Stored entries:
-=-=-

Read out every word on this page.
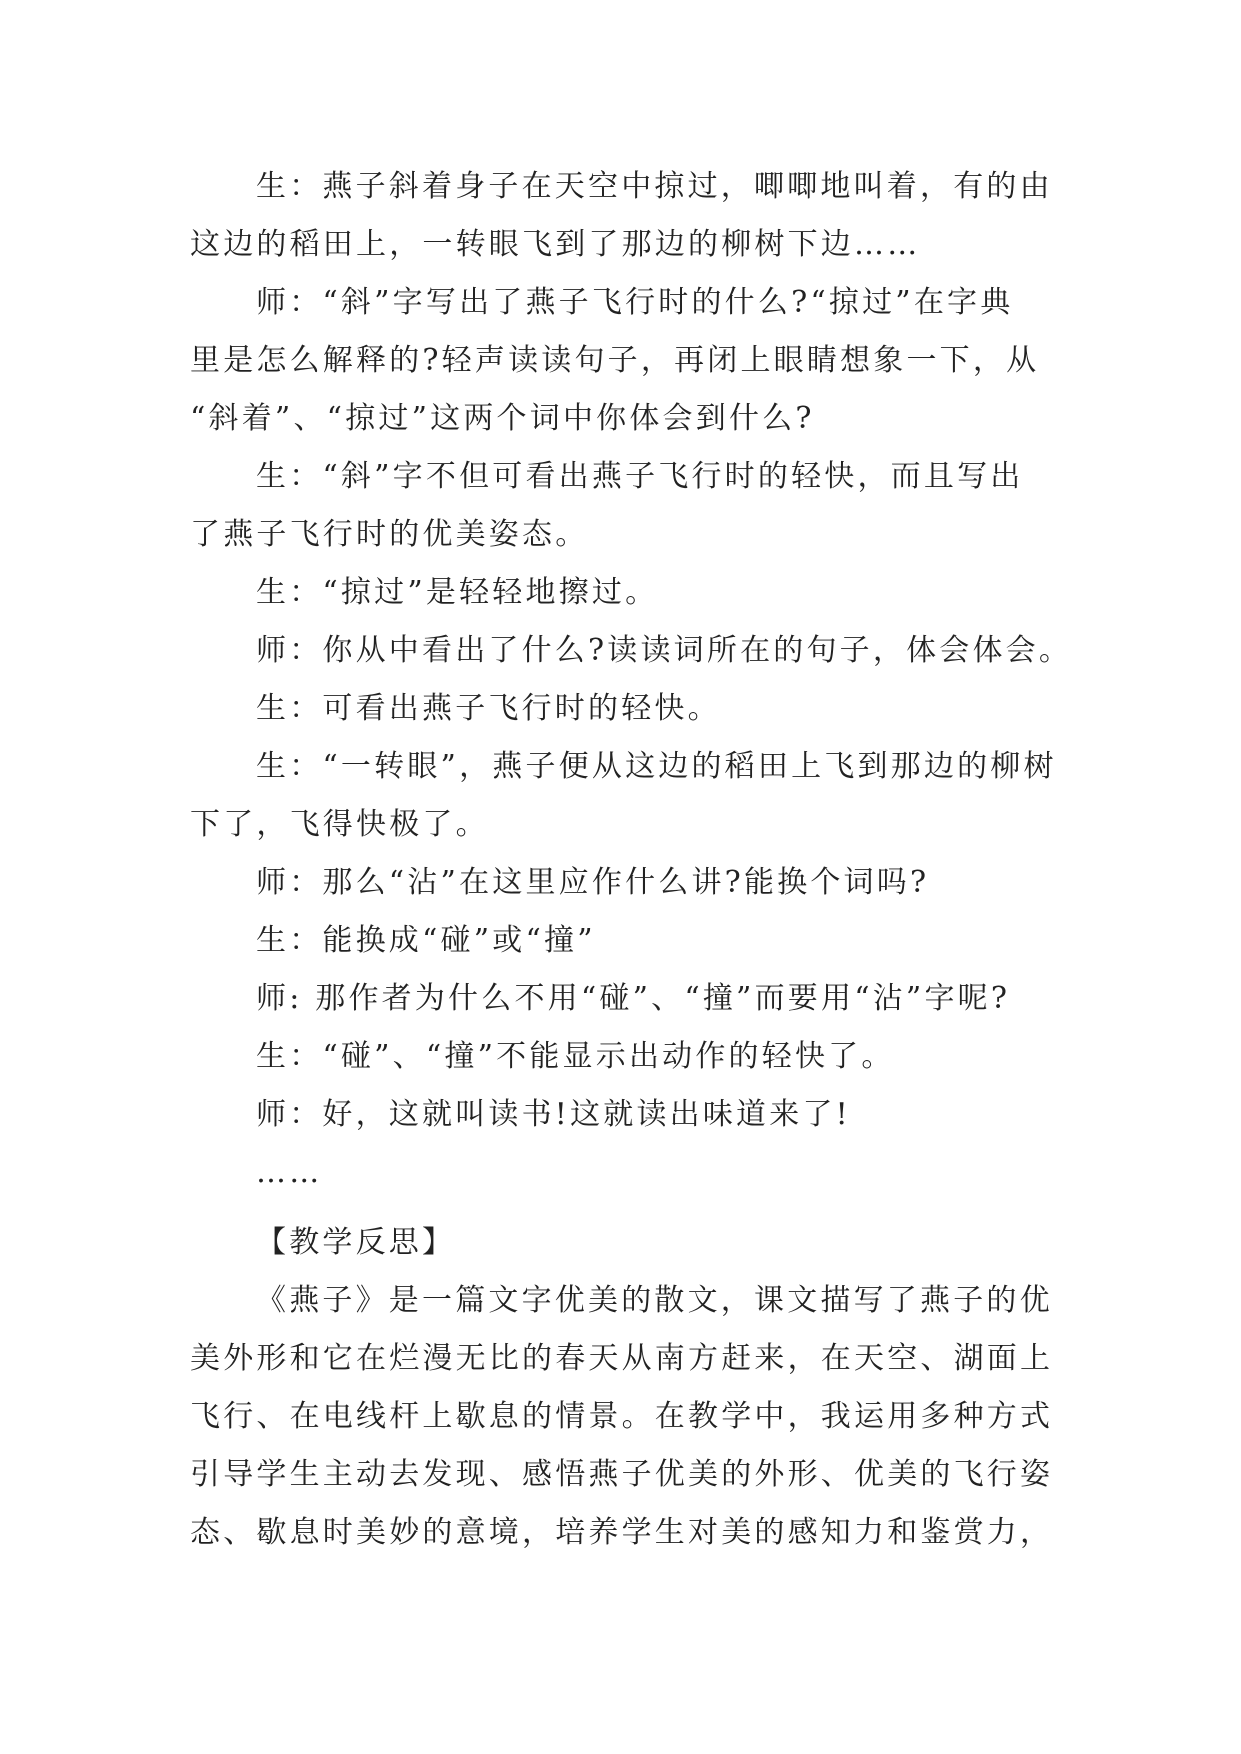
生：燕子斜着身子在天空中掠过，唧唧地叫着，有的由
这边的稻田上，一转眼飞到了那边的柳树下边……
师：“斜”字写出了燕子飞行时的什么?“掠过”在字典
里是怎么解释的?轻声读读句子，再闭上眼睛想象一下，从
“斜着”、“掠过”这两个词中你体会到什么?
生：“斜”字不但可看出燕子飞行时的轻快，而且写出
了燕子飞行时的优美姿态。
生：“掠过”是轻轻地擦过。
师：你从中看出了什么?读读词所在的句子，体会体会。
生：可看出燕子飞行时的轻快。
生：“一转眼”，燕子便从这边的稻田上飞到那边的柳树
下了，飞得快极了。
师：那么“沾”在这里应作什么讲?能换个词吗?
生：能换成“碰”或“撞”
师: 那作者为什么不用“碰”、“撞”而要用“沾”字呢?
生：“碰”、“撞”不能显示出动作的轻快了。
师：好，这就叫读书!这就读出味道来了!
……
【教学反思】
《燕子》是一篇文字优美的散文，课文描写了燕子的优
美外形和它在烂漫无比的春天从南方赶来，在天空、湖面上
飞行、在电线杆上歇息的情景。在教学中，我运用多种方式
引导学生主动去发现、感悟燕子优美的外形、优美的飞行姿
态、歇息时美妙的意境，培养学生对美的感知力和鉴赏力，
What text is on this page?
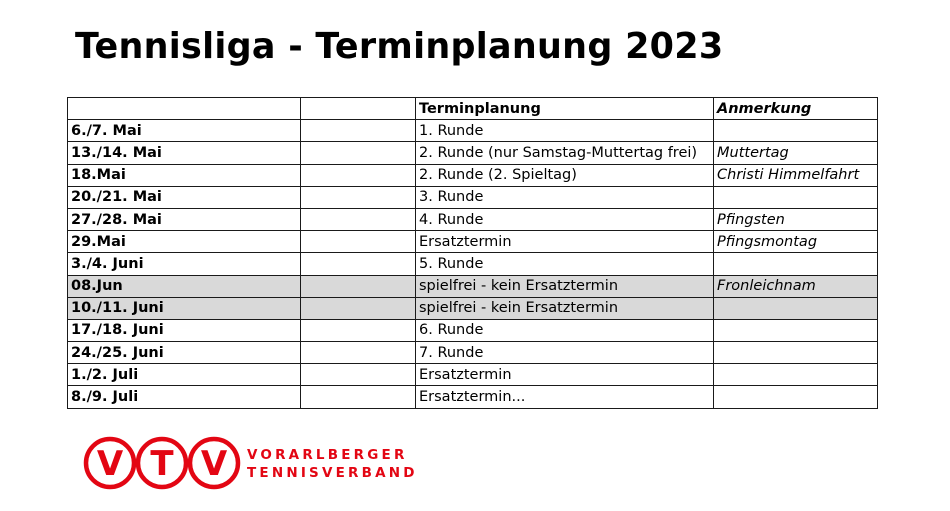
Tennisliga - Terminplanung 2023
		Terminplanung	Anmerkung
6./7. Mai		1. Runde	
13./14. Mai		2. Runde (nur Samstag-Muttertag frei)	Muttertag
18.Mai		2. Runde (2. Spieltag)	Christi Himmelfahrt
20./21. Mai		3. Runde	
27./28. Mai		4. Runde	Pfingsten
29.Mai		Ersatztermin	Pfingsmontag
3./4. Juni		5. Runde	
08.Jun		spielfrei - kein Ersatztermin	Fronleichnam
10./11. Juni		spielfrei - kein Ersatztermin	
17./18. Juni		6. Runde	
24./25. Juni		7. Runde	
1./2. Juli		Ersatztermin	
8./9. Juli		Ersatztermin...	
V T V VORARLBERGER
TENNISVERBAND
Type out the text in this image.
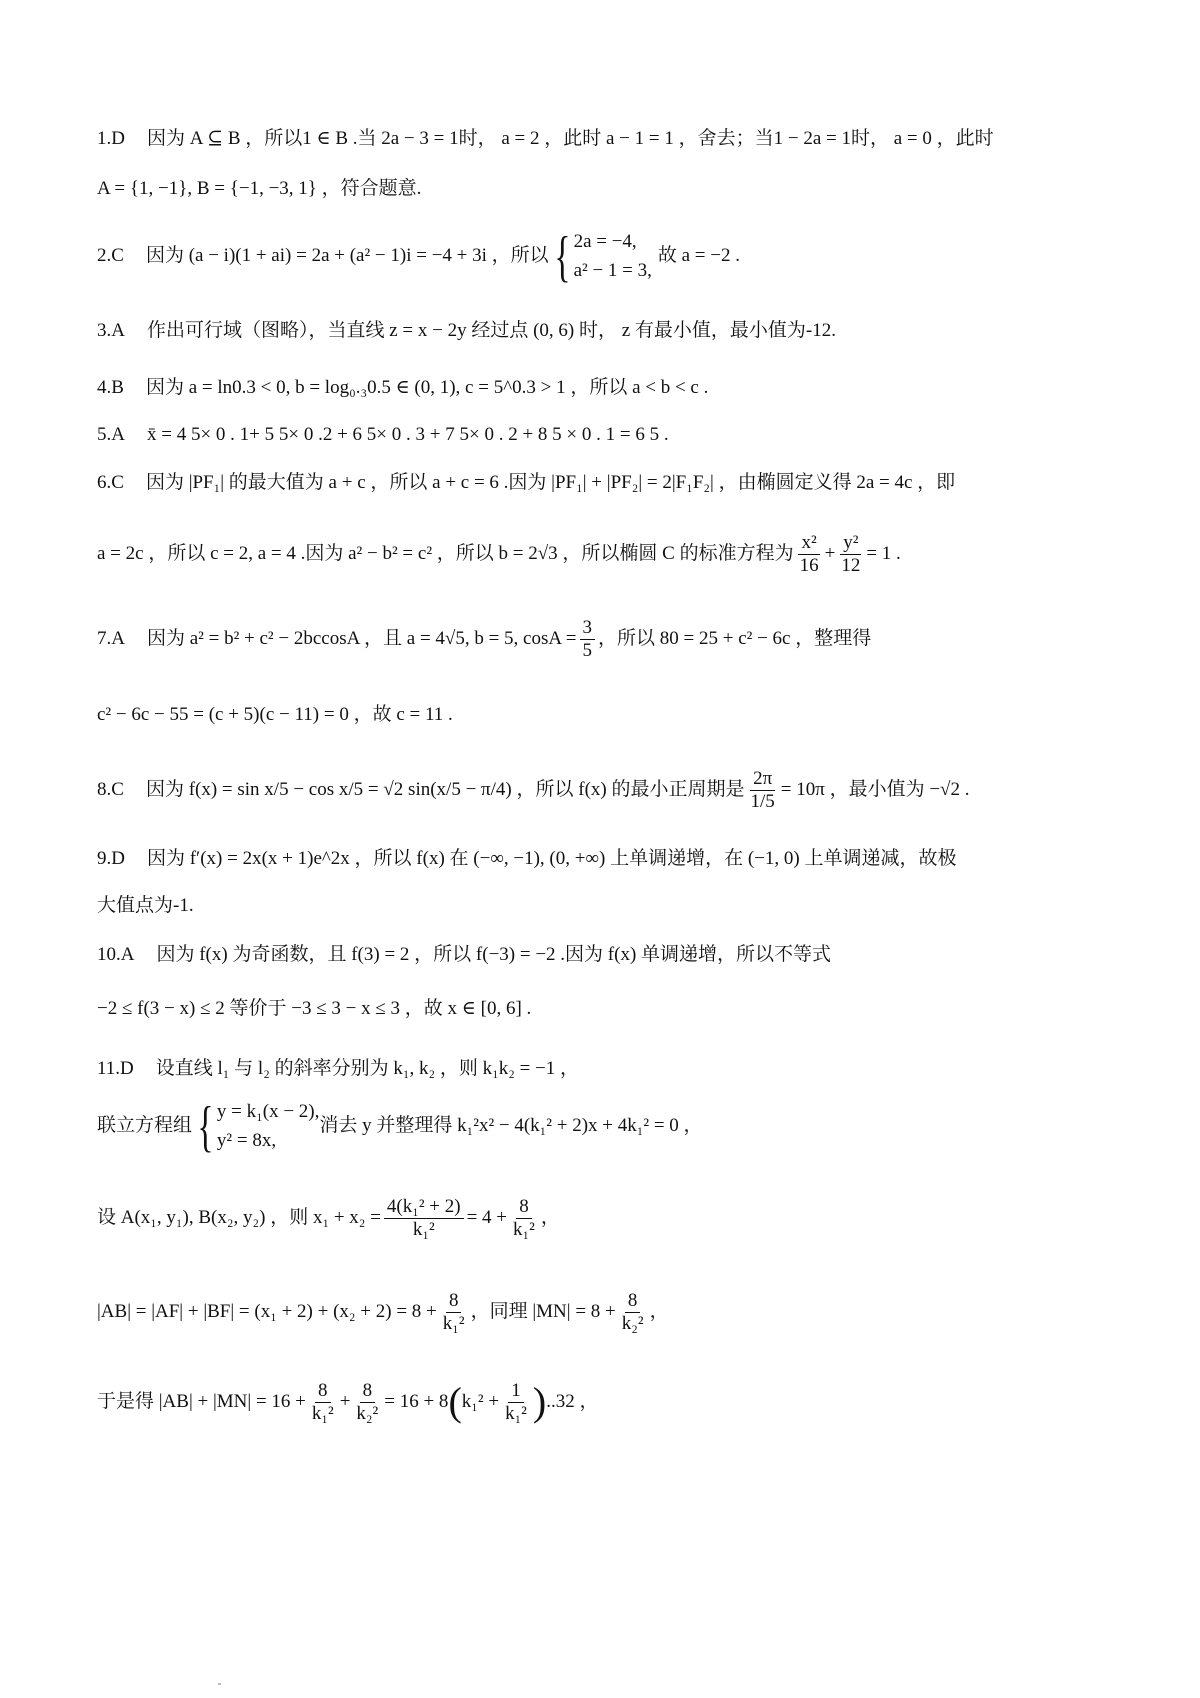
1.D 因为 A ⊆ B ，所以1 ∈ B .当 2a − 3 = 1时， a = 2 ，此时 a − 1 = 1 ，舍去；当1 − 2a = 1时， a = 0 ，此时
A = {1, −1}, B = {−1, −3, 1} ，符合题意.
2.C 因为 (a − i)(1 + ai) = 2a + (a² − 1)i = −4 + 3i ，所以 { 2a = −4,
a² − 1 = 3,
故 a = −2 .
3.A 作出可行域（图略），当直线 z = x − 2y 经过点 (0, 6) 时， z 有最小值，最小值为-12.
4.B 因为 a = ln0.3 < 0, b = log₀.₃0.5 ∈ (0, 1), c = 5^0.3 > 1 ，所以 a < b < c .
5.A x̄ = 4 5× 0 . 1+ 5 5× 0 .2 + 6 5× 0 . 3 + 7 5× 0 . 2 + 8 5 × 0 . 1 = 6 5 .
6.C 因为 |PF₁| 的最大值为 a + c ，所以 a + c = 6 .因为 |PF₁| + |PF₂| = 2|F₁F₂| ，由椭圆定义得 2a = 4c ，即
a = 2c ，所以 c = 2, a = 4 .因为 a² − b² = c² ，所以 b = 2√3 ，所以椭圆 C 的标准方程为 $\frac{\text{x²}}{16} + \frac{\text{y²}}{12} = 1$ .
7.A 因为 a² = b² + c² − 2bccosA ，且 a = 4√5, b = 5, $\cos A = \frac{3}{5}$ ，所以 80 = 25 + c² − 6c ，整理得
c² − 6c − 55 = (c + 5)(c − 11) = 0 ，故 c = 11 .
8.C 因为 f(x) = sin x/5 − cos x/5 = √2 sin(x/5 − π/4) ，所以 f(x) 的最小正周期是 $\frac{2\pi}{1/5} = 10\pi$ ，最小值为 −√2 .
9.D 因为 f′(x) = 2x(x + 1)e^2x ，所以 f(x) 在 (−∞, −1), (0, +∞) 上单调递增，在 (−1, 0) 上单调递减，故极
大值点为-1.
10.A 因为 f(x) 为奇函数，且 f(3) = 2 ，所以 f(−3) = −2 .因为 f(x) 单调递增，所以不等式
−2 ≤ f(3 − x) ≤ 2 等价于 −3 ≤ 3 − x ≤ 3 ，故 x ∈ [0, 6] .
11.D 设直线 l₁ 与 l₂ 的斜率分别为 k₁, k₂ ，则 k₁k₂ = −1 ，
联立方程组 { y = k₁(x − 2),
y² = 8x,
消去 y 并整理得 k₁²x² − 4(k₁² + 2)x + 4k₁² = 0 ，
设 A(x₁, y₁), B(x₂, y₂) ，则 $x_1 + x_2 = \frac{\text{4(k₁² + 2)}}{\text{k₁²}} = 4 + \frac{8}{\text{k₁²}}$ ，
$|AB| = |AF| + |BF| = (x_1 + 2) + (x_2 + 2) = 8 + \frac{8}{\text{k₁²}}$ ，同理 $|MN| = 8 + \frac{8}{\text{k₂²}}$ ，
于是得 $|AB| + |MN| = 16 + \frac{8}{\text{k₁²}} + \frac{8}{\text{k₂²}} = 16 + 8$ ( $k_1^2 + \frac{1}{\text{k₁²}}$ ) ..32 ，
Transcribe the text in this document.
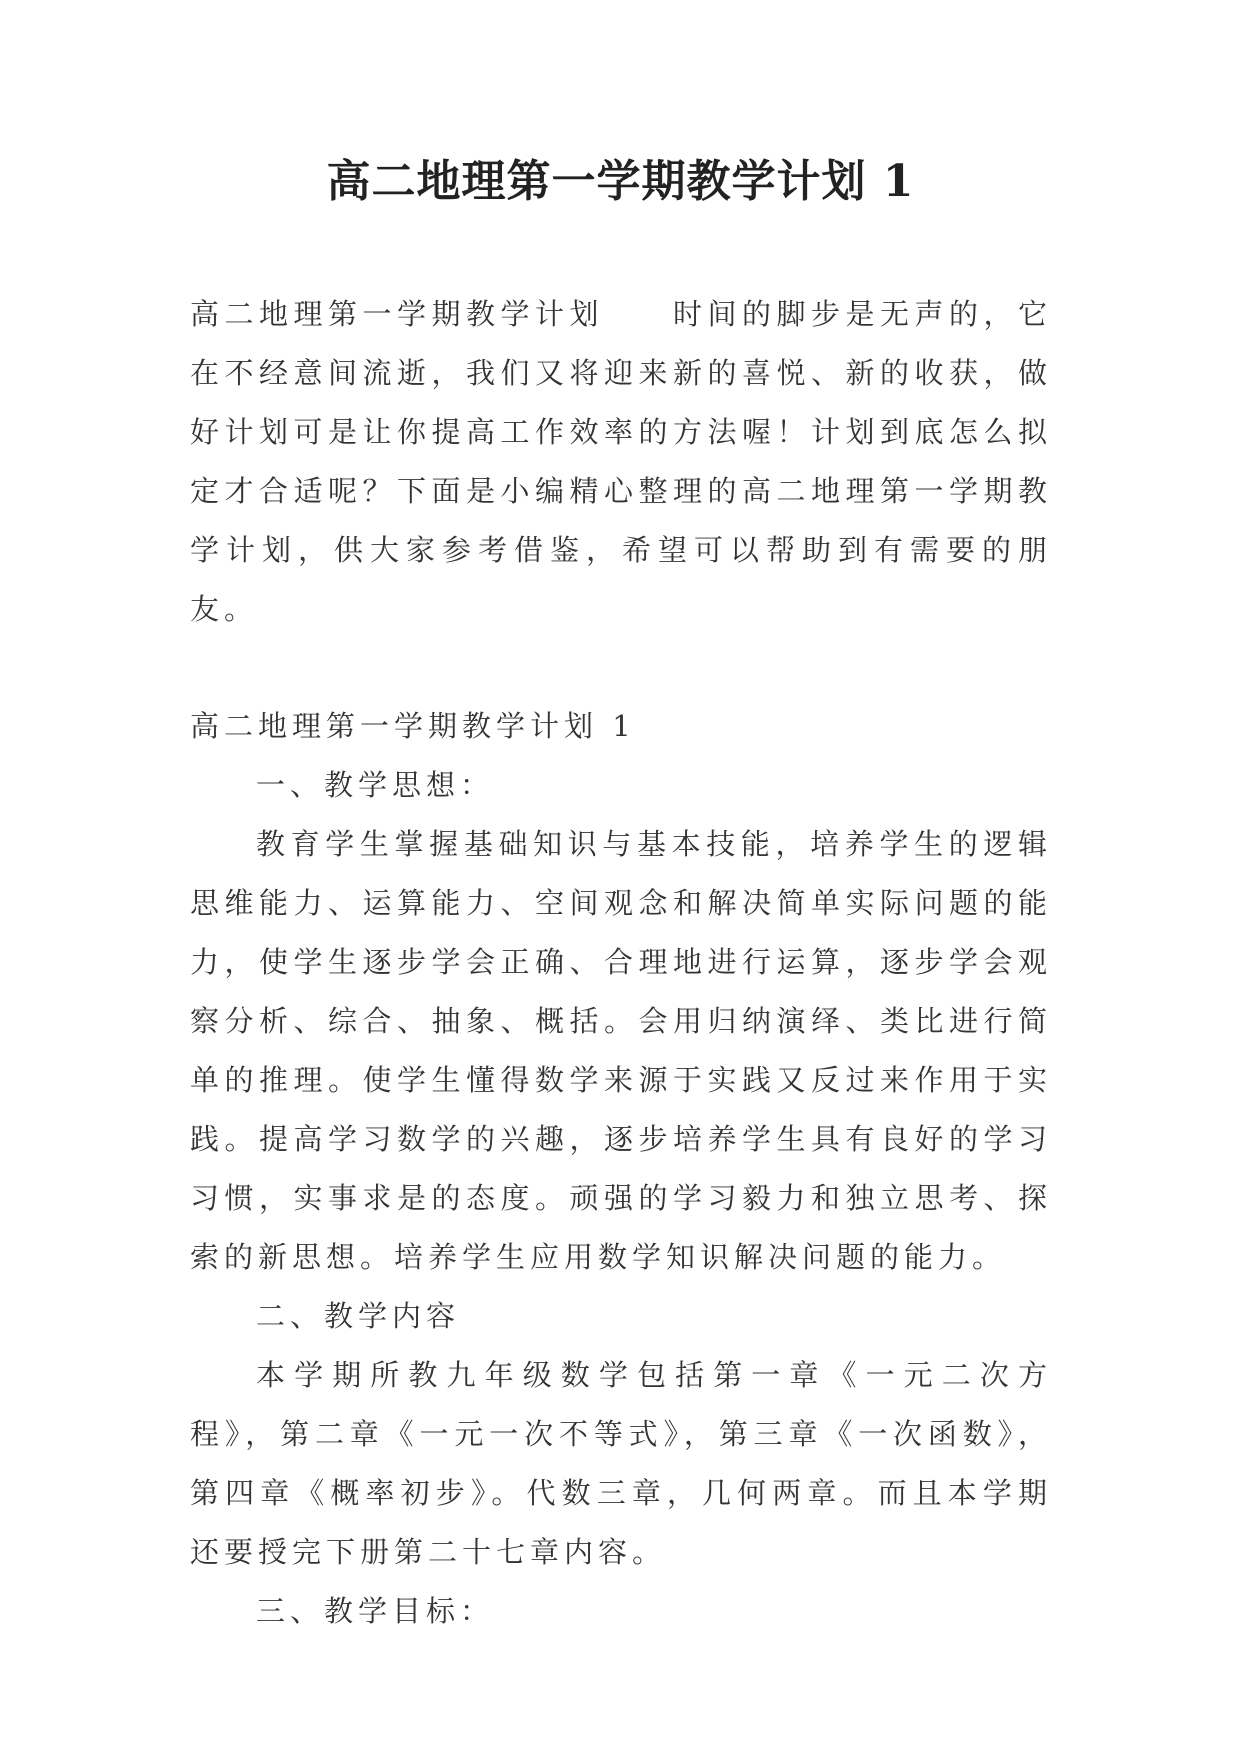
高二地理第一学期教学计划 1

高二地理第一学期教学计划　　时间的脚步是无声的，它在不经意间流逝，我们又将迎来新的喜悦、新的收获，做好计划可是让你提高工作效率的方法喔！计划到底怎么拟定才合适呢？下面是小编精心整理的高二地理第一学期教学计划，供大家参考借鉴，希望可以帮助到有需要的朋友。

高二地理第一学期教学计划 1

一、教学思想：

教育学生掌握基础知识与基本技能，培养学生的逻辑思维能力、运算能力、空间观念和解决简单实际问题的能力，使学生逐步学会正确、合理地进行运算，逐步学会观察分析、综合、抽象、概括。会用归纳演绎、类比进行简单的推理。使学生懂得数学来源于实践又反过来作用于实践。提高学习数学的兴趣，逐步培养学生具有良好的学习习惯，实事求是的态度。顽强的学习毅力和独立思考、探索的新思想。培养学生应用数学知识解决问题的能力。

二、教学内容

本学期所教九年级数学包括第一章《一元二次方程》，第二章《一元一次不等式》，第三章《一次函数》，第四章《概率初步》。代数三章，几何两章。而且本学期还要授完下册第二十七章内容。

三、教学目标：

-=-=-

EXERCISE:
Only lines holding the string "Terminplanung" are wanted; gather each one from the entries above.

SOLUTION FOR THIS EXERCISE:
Tennisliga - Terminplanung 2023
		Terminplanung	Anmerkung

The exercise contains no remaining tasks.